- **Instructions for the task**
Among the entries, which lines carry the string "director"? Copy each of them.

- **The data**
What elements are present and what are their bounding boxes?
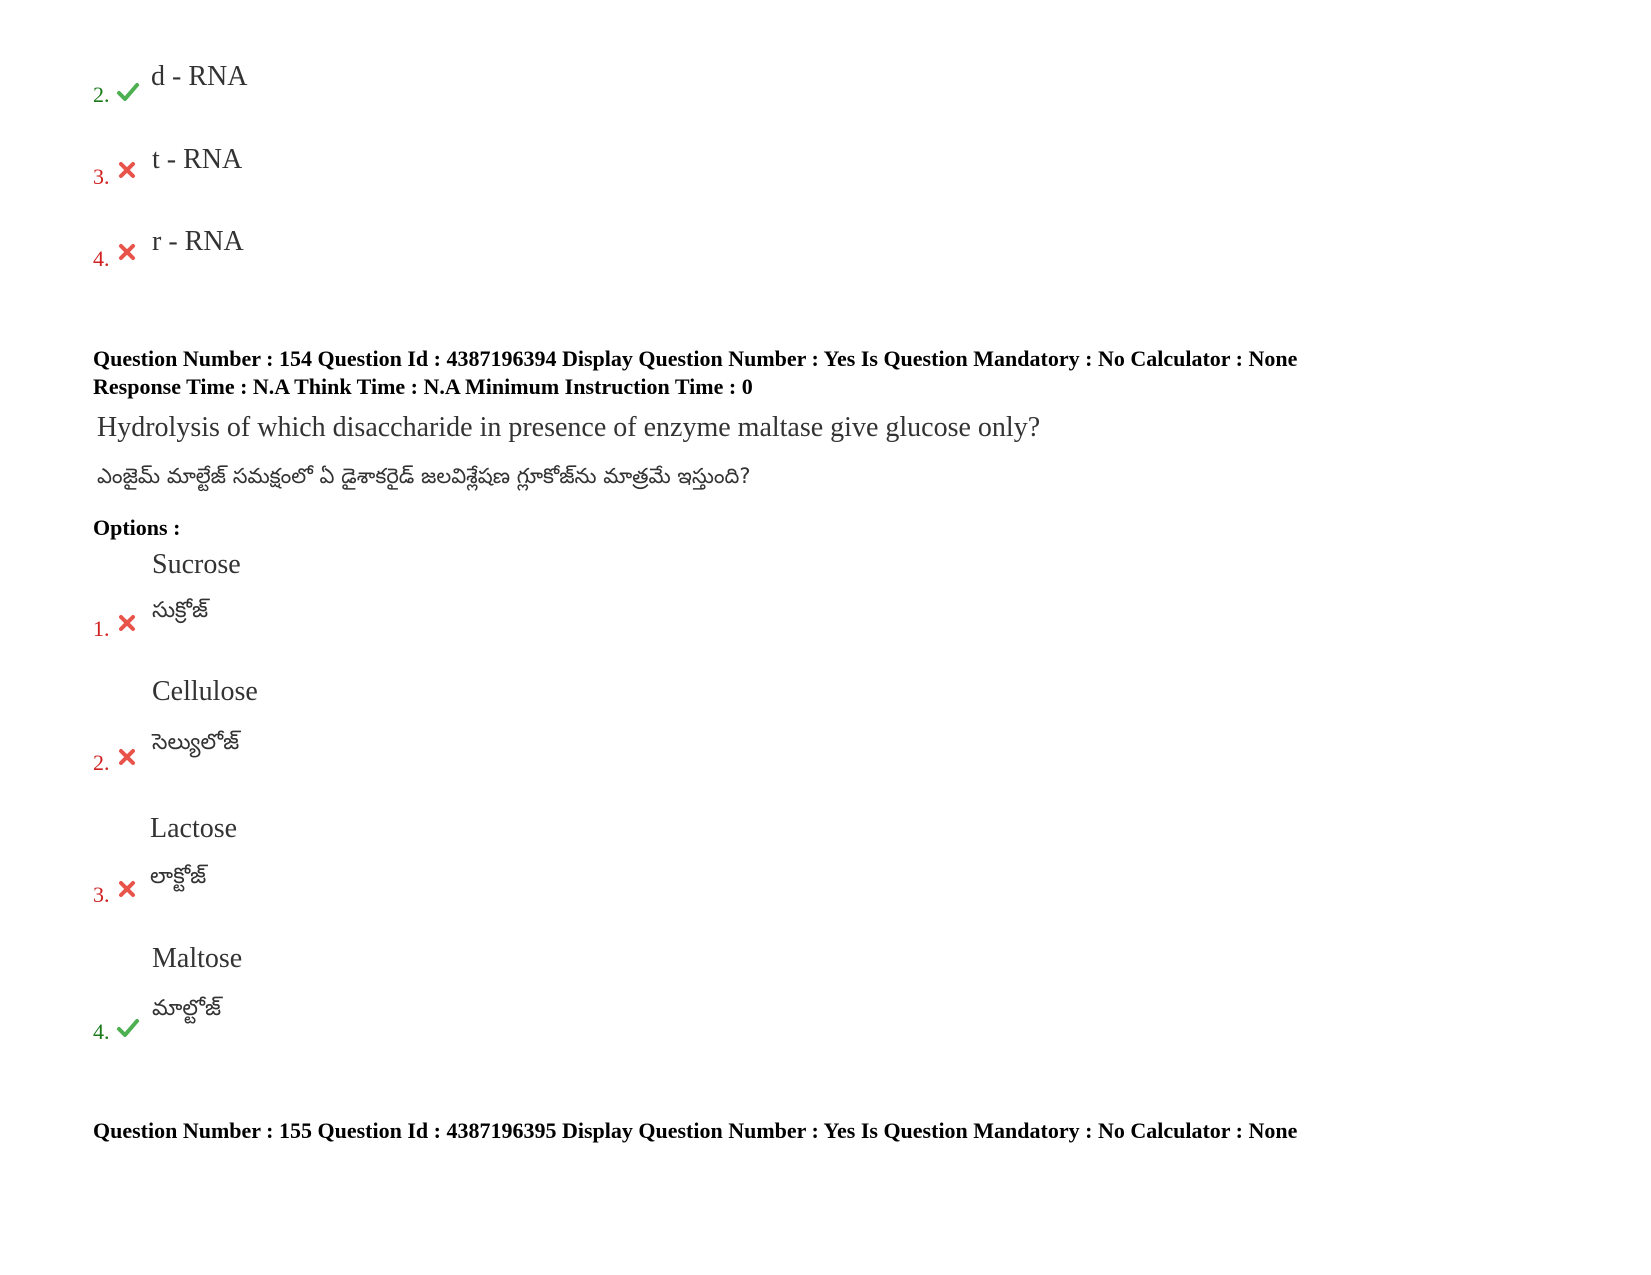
option-number: 4.: [93, 1019, 110, 1044]
option-text-telugu: లాక్టోజ్: [150, 864, 207, 889]
option-text-english: Cellulose: [152, 676, 258, 707]
option-number: 3.: [93, 164, 110, 189]
question-text-telugu: ఎంజైమ్ మాల్టేజ్ సమక్షంలో ఏ డైశాకరైడ్ జలవిశ్లేషణ గ్లూకోజ్‌ను మాత్రమే ఇస్తుంది?: [97, 464, 751, 488]
cross-icon: [117, 879, 141, 903]
option-text-english: Lactose: [150, 813, 238, 844]
question-meta-line1: Question Number : 155 Question Id : 4387196395 Display Question Number : Yes Is Question Mandatory : No Calculator : None: [93, 1118, 1298, 1143]
check-icon: [116, 80, 140, 104]
option-text-english: Sucrose: [152, 549, 241, 580]
option-number: 1.: [93, 616, 110, 641]
cross-icon: [117, 747, 141, 771]
option-number: 2.: [93, 82, 110, 107]
cross-icon: [117, 242, 141, 266]
question-meta-line1: Question Number : 154 Question Id : 4387196394 Display Question Number : Yes Is Question Mandatory : No Calculator : None: [93, 346, 1298, 371]
option-number: 2.: [93, 750, 110, 775]
option-text: t - RNA: [152, 144, 243, 175]
option-number: 3.: [93, 882, 110, 907]
question-meta-line2: Response Time : N.A Think Time : N.A Minimum Instruction Time : 0: [93, 374, 753, 399]
option-number: 4.: [93, 246, 110, 271]
option-text: d - RNA: [151, 61, 248, 92]
option-text: r - RNA: [152, 226, 244, 257]
cross-icon: [117, 613, 141, 637]
options-label: Options :: [93, 515, 181, 540]
option-text-english: Maltose: [152, 943, 243, 974]
option-text-telugu: సుక్రోజ్: [152, 598, 209, 623]
question-text-english: Hydrolysis of which disaccharide in presence of enzyme maltase give glucose only?: [97, 412, 1041, 443]
cross-icon: [117, 160, 141, 184]
option-text-telugu: సెల్యులోజ్: [152, 730, 240, 755]
check-icon: [116, 1016, 140, 1040]
option-text-telugu: మాల్టోజ్: [152, 996, 222, 1021]
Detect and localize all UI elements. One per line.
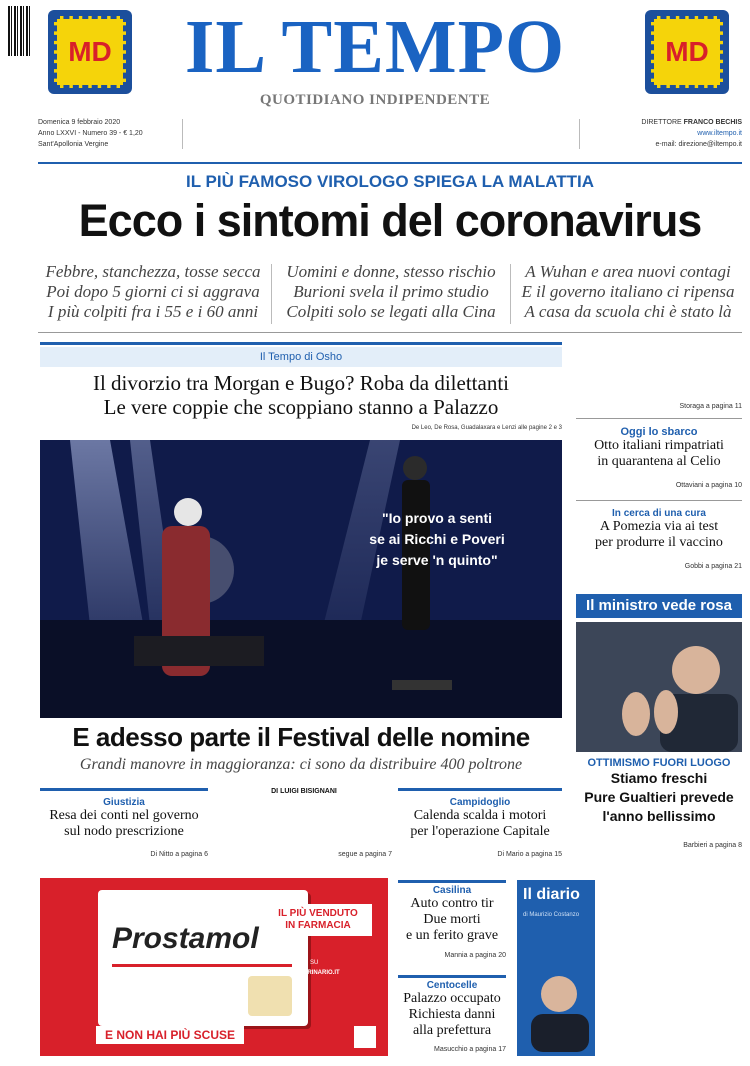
lead-sub1-line1: Febbre, stanchezza, tosse secca [45,262,261,281]
osho-byline: De Leo, De Rosa, Guadalaxara e Lenzi alle pagine 2 e 3 [411,425,562,431]
gualtieri-photo-art [576,622,742,752]
centocelle-kicker: Centocelle [426,980,478,991]
bisignani-ref: segue a pagina 7 [338,851,392,858]
gualtieri-photo[interactable] [576,622,742,752]
osho-title-line2[interactable]: Le vere coppie che scoppiano stanno a Palazzo [103,395,499,419]
cura-kicker: In cerca di una cura [612,508,706,519]
oggi-box [576,426,742,470]
prostamol-ad[interactable] [40,878,388,1056]
ottimismo-ref: Barbieri a pagina 8 [683,842,742,849]
campidoglio-ref: Di Mario a pagina 15 [497,851,562,858]
prostamol-badge [264,904,372,936]
sanremo-quote-line3: je serve 'n quinto" [376,552,498,568]
diario-text [600,880,742,1054]
sanremo-photo[interactable] [40,440,562,718]
lead-bottom-rule [38,332,742,333]
bisignani-byline: DI LUIGI BISIGNANI [271,788,337,795]
festival-subtitle: Grandi manovre in maggioranza: ci sono da distribuire 400 poltrone [79,756,523,773]
casilina-ref: Mannia a pagina 20 [444,952,506,959]
osho-kicker-bar [40,347,562,367]
diario-box[interactable] [517,880,595,1056]
director-name: FRANCO BECHIS [683,119,742,126]
giustizia-ref: Di Nitto a pagina 6 [150,851,208,858]
cura-box [576,508,742,551]
header-date-block [38,117,188,150]
cura-title-line2[interactable]: per produrre il vaccino [595,535,723,550]
lead-sep1 [271,264,272,324]
sanremo-photo-art [40,440,562,718]
festival-title[interactable]: E adesso parte il Festival delle nomine [72,722,530,752]
prostamol-pack-stripe [112,964,292,967]
right-rule-2 [576,500,742,501]
prostamol-brand: Prostamol [112,922,259,955]
right-brief-text [576,342,742,396]
email-link[interactable]: e-mail: direzione@iltempo.it [655,141,742,148]
prostamol-badge-line2: IN FARMACIA [285,920,351,931]
ottimismo-title-line3[interactable]: l'anno bellissimo [602,808,716,824]
casilina-title-line3[interactable]: e un ferito grave [405,928,499,943]
prostamol-cta-line1: SCOPRI DI PIÙ SU [266,960,319,966]
casilina-title-line2[interactable]: Due morti [423,912,481,927]
md-logo-left[interactable] [48,10,132,94]
lead-title[interactable]: Ecco i sintomi del coronavirus [78,195,702,246]
lead-sub-col1 [38,262,268,322]
bisignani-text [216,799,392,841]
header-director-block [592,117,742,150]
website-link[interactable]: www.iltempo.it [697,130,742,137]
centocelle-title-line3[interactable]: alla prefettura [412,1023,492,1038]
director-line [592,117,742,128]
md-logo-left-text: MD [54,16,126,88]
barcode [8,6,32,56]
prostamol-badge-line1: IL PIÙ VENDUTO [278,908,358,919]
md-logo-right[interactable] [645,10,729,94]
header-saint: Sant'Apollonia Vergine [38,141,109,148]
right-rule-1 [576,418,742,419]
ottimismo-kicker: OTTIMISMO FUORI LUOGO [587,757,731,769]
lead-sub1-line2: Poi dopo 5 giorni ci si aggrava [46,282,260,301]
lead-sub-col3 [512,262,744,322]
ottimismo-title-line1[interactable]: Stiamo freschi [610,770,708,786]
md-logo-right-text: MD [651,16,723,88]
centocelle-title-line1[interactable]: Palazzo occupato [403,991,501,1006]
header-issue: Anno LXXVI - Numero 39 - € 1,20 [38,130,143,137]
masthead[interactable]: IL TEMPO [184,5,566,89]
oggi-title-line1[interactable]: Otto italiani rimpatriati [594,438,724,453]
giustizia-kicker: Giustizia [103,797,145,808]
osho-box [40,342,562,438]
sanremo-quote [332,508,542,571]
tagline: QUOTIDIANO INDIPENDENTE [259,92,491,108]
diario-title: Il diario [523,886,580,903]
osho-title-line1[interactable]: Il divorzio tra Morgan e Bugo? Roba da dilettanti [92,371,509,395]
osho-kicker: Il Tempo di Osho [259,351,343,363]
centocelle-ref: Masucchio a pagina 17 [434,1046,506,1053]
diario-author: di Maurizio Costanzo [523,912,580,918]
lead-sub2-line3: Colpiti solo se legati alla Cina [286,302,496,321]
director-label: DIRETTORE [641,119,682,126]
lead-kicker: IL PIÙ FAMOSO VIROLOGO SPIEGA LA MALATTIA [185,172,594,191]
lead-sub3-line2: E il governo italiano ci ripensa [521,282,735,301]
lead-sub2-line2: Burioni svela il primo studio [293,282,489,301]
ottimismo-title-line2[interactable]: Pure Gualtieri prevede [584,789,734,805]
giustizia-title-line2[interactable]: sul nodo prescrizione [64,824,184,839]
prostamol-pack-image [248,976,292,1016]
campidoglio-kicker: Campidoglio [449,797,511,808]
oggi-title-line2[interactable]: in quarantena al Celio [597,454,721,469]
lead-sub1-line3: I più colpiti fra i 55 e i 60 anni [47,302,259,321]
cura-title-line1[interactable]: A Pomezia via ai test [599,519,719,534]
prostamol-cta-line2[interactable]: BENESSEREURINARIO.IT [266,970,340,976]
campidoglio-title-line2[interactable]: per l'operazione Capitale [410,824,550,839]
casilina-title-line1[interactable]: Auto contro tir [410,896,494,911]
sanremo-quote-line1: "Io provo a senti [381,510,493,526]
menarini-logo [354,1026,376,1048]
ministro-banner: Il ministro vede rosa [576,594,742,618]
lead-sub2-line1: Uomini e donne, stesso rischio [286,262,496,281]
prostamol-cta [266,958,376,978]
campidoglio-title-line1[interactable]: Calenda scalda i motori [413,808,547,823]
header-date: Domenica 9 febbraio 2020 [38,119,121,126]
sanremo-quote-line2: se ai Ricchi e Poveri [369,531,505,547]
costanzo-portrait [523,964,589,1052]
lead-sub3-line3: A casa da scuola chi è stato là [524,302,732,321]
header-rule [38,162,742,164]
casilina-kicker: Casilina [432,885,472,896]
oggi-ref: Ottaviani a pagina 10 [675,482,742,489]
centocelle-title-line2[interactable]: Richiesta danni [408,1007,496,1022]
prostamol-slogan: E NON HAI PIÙ SCUSE [96,1026,244,1044]
centocelle-box [398,975,506,1057]
lead-sep2 [510,264,511,324]
lead-sub-col2 [275,262,507,322]
header-imprint [182,119,580,149]
cura-ref: Gobbi a pagina 21 [684,563,742,570]
lead-sub3-line1: A Wuhan e area nuovi contagi [525,262,731,281]
oggi-kicker: Oggi lo sbarco [620,426,698,438]
giustizia-title-line1[interactable]: Resa dei conti nel governo [49,808,199,823]
ottimismo-box [576,757,742,826]
right-brief-ref: Storaga a pagina 11 [679,403,742,410]
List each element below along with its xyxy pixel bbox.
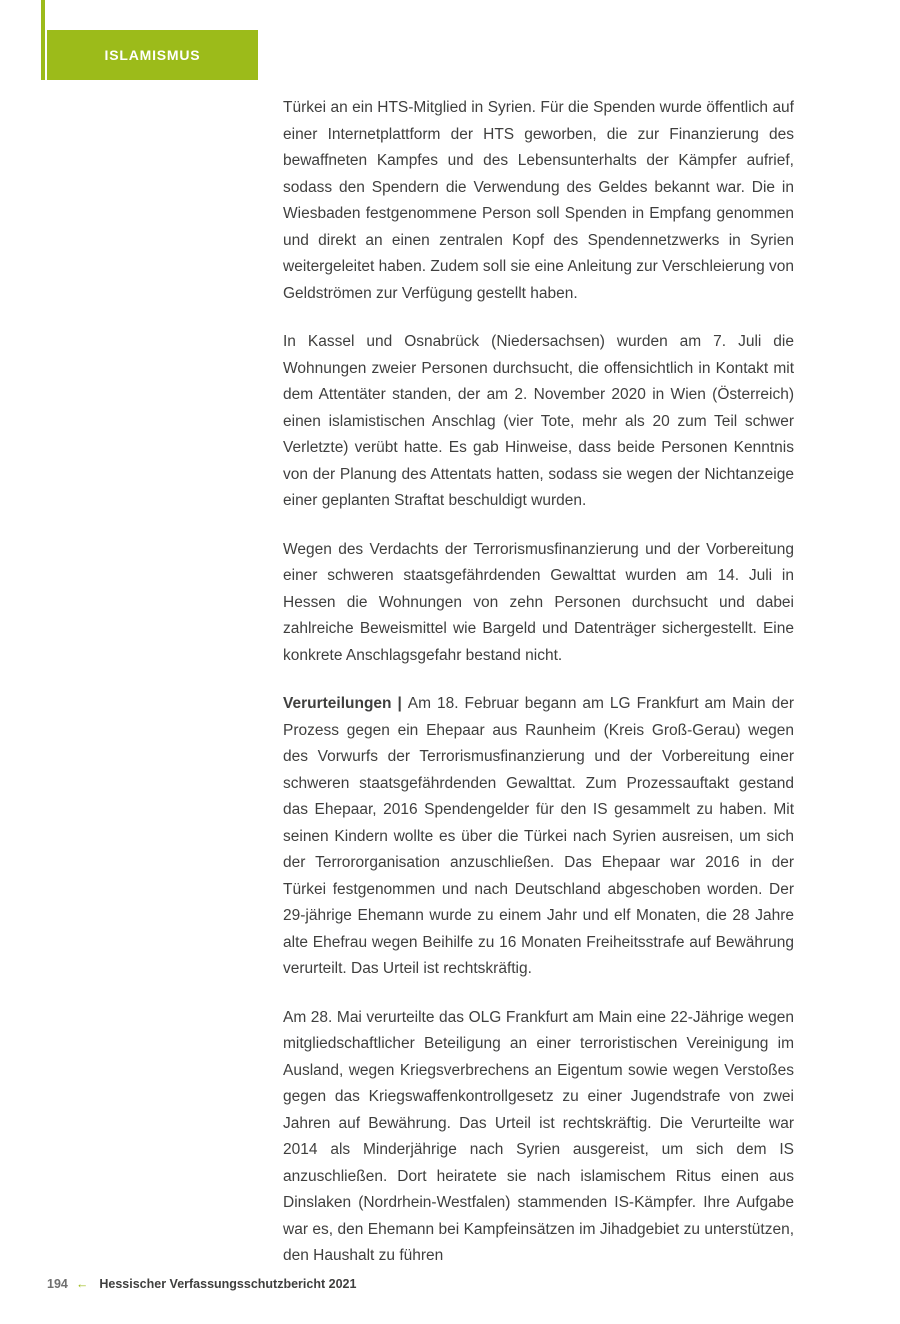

- **The completed task**
director-name: FRANCO BECHIS [683,119,742,126]
header-director-block [592,117,742,150]
director-line [592,117,742,128]
director-label: DIRETTORE [641,119,682,126]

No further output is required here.